- Instructions to follow
Determine the number of lines in these entries that hold the word "document". Give the number and nothing more.
— start of Items —
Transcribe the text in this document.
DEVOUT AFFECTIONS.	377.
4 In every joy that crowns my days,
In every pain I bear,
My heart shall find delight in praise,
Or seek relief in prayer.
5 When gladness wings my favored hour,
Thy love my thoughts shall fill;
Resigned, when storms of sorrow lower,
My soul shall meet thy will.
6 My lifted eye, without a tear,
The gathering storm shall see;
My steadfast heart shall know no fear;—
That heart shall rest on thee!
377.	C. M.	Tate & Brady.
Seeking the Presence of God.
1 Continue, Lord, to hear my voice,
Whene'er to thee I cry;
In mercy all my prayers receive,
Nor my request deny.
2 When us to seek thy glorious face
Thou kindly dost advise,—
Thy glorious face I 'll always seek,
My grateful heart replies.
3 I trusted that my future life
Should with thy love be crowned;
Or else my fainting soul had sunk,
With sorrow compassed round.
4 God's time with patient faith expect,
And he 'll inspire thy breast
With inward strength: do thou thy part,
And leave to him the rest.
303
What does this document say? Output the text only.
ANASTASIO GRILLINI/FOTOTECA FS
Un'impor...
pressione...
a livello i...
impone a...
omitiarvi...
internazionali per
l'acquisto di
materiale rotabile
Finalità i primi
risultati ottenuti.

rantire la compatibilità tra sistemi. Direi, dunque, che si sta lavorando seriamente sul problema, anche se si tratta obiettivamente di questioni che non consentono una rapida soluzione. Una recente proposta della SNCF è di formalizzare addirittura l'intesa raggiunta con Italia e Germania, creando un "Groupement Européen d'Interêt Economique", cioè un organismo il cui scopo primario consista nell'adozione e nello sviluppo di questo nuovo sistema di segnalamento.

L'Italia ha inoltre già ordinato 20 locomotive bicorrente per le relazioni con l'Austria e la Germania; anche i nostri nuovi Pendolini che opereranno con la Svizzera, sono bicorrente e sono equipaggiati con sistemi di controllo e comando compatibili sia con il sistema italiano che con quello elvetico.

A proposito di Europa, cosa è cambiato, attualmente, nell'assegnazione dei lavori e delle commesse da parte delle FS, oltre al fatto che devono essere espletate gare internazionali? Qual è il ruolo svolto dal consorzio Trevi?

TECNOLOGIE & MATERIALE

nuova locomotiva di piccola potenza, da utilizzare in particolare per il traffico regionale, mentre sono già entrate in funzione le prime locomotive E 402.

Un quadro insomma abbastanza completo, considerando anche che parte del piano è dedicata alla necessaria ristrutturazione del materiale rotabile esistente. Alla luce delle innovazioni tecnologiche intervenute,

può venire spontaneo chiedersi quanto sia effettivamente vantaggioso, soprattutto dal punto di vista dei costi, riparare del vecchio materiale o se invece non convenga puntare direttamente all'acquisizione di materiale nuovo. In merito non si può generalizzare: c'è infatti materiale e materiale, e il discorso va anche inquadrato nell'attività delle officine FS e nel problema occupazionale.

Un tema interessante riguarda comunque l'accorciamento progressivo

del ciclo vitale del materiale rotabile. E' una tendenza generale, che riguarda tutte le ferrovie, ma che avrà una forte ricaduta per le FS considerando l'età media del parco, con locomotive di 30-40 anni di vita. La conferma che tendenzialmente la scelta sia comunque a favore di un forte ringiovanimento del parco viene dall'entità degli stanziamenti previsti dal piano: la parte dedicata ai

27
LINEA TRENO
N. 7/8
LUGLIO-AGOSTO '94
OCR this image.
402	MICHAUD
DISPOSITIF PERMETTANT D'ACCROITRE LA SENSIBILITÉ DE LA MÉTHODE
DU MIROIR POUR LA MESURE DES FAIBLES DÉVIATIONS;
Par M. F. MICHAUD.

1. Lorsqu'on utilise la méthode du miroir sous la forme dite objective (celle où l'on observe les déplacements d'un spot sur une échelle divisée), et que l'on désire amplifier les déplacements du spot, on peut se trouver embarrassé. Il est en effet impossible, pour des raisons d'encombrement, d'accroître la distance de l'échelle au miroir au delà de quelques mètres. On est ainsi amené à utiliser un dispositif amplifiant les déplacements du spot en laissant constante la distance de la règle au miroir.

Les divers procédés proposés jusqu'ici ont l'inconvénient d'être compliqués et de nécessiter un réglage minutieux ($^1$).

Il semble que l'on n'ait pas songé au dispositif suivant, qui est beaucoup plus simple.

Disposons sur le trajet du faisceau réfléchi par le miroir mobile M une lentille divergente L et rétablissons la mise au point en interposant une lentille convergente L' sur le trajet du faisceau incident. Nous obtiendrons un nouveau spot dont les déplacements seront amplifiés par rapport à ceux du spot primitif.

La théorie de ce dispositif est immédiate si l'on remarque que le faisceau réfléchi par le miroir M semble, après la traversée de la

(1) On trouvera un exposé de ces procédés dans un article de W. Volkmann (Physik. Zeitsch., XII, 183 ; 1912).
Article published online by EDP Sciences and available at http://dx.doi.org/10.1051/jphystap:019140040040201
— end of Items —
- Task answer
2